→ **What the exercise asks**:
Give only the number of lines in the data that include the string "Zegar".

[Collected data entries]

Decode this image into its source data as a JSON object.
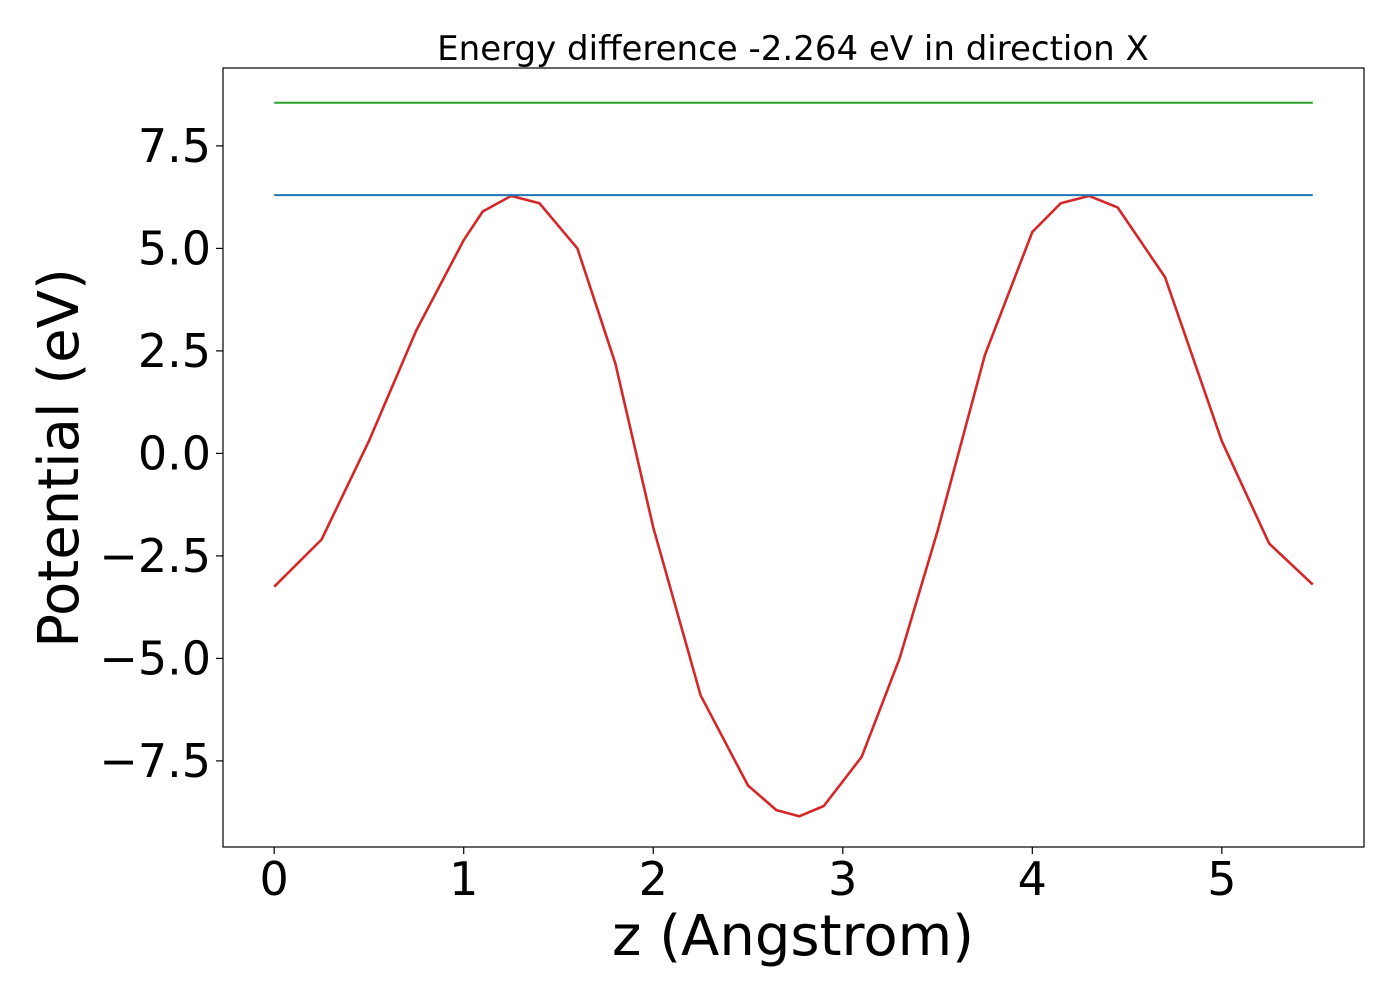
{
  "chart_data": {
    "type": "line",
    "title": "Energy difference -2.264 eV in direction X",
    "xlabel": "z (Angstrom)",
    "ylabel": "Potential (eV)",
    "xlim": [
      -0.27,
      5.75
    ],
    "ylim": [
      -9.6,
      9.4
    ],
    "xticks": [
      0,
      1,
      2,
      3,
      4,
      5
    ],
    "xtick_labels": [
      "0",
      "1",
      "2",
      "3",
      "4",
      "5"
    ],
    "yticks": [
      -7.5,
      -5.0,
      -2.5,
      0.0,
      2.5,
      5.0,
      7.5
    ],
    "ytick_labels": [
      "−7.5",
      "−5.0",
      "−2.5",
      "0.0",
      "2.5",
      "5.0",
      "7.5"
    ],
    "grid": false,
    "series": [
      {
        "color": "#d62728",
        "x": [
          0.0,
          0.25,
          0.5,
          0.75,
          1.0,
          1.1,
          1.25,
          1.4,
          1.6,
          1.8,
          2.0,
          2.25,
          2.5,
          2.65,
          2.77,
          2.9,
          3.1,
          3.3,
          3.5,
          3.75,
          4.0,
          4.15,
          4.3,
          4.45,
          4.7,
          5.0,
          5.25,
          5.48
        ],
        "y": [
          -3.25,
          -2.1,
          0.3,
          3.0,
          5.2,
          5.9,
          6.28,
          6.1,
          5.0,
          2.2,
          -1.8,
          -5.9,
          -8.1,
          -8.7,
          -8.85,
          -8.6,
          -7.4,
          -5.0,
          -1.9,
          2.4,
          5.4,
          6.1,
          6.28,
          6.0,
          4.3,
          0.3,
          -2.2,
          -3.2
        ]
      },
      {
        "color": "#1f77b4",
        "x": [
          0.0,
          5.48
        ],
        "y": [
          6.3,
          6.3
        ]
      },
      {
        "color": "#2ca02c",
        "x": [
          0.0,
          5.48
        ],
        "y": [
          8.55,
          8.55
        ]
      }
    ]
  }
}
--
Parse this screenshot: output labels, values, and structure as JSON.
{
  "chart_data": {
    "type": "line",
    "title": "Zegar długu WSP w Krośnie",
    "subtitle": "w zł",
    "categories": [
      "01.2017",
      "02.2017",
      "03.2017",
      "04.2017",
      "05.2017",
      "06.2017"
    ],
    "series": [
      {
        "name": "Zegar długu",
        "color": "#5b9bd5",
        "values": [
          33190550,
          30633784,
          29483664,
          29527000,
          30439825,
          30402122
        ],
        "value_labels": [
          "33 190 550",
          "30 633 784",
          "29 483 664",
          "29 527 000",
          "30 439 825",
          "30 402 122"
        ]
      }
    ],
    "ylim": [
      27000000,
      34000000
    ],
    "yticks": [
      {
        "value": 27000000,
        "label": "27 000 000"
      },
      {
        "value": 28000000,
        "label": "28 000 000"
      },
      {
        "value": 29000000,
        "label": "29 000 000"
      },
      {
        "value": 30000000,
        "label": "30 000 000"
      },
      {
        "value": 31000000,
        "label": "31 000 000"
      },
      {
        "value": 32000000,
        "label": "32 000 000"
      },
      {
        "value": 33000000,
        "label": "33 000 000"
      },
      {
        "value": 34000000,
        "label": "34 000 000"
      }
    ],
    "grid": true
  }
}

→ **Complete response**:
2